## Problems to solve
A. In the T-cell memory abstract, could you switch "acute" to "chronic" and give the stretch from "The initiation of" through "1 memory populations." again?
B. Can you carry the T-cell memory abstract on from its last sentence?
──────── Provided passage ────────
Nature and nurture: T-cell receptor-dependent and T-cell receptor-independent differentiation cues in the selection of the memory T-cell pool

Abstract

The initiation of a T-cell response begins with the interaction of an individual T-cell clone with its cognate antigen presented by MHC. Although the strength of the T-cell receptor (TCR) -antigen-MHC (TCR-pMHC) interaction plays an important and obvious role in the recruitment of T cells into the immune response, evidence in recent years has suggested that the strength of this initial interaction can influence various other aspects of the fate of an individual T-cell clone and its daughter cells. In this review, we will describe differences in the way CD4(+) and CD8(+) T cells incorporate antigen-driven differentiation and survival signals during the response to acute infection. Furthermore, we will discuss increasing evidence that the quality and/or quantity of the initial TCR-pMHC interaction can drive the differentiation and long-term survival of T helper type 1 memory populations.
──────── Provided records ────────
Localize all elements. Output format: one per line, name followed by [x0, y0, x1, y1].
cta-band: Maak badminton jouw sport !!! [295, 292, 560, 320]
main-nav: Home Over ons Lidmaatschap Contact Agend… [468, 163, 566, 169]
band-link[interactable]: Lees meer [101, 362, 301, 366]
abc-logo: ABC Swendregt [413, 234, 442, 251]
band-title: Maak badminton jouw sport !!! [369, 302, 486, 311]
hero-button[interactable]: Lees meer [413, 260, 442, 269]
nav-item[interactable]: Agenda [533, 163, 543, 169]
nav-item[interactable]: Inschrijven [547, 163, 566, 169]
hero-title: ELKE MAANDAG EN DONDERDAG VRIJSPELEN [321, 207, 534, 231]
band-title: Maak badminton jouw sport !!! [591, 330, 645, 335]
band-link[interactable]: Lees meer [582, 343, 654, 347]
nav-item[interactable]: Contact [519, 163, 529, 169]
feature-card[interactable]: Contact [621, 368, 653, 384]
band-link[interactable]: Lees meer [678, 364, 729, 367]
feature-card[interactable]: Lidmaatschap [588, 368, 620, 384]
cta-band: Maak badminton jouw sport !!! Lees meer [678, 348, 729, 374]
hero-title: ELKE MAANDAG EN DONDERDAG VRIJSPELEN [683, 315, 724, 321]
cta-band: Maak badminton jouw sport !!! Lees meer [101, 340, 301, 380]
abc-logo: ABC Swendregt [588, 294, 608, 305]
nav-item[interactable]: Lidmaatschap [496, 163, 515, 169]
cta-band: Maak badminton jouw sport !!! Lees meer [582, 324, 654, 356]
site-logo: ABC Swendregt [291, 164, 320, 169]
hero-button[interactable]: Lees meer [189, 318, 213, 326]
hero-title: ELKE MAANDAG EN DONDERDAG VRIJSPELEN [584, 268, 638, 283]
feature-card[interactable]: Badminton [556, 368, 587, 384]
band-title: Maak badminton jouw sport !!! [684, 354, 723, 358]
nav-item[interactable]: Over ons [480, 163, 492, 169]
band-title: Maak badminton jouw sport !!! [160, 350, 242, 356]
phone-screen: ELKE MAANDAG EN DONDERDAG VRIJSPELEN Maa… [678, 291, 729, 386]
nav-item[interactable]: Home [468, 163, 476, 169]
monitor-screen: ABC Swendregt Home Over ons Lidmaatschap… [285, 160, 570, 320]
────────
## Answers to the tasks
A.
The initiation of a T-cell response begins with the interaction of an individual T-cell clone with its cognate antigen presented by MHC. Although the strength of the T-cell receptor (TCR) -antigen-MHC (TCR-pMHC) interaction plays an important and obvious role in the recruitment of T cells into the immune response, evidence in recent years has suggested that the strength of this initial interaction can influence various other aspects of the fate of an individual T-cell clone and its daughter cells. In this review, we will describe differences in the way CD4(+) and CD8(+) T cells incorporate antigen-driven differentiation and survival signals during the response to chronic infection. Furthermore, we will discuss increasing evidence that the quality and/or quantity of the initial TCR-pMHC interaction can drive the differentiation and long-term survival of T helper type 1 memory populations.

B.
Figure 1

Hierarchical CD4⁺ T-cell differentiation is influenced by T-cell receptor avidity and antigen availability. (a) Under conditions of low antigen availability, only intermediate to high-avidity clones participate in the Th1 effector response, whereas only high-avidity clones populate the memory pool. (b) Under conditions of high antigen availability, clones with low, intermediate and high avidity participate in the effector response, whereas intermediate and high-avidity clones populate the memory pool. (c) Following repeated antigen stimulation, high-avidity clones might gain a competitive advantage and preferentially populate the effector and memory pools.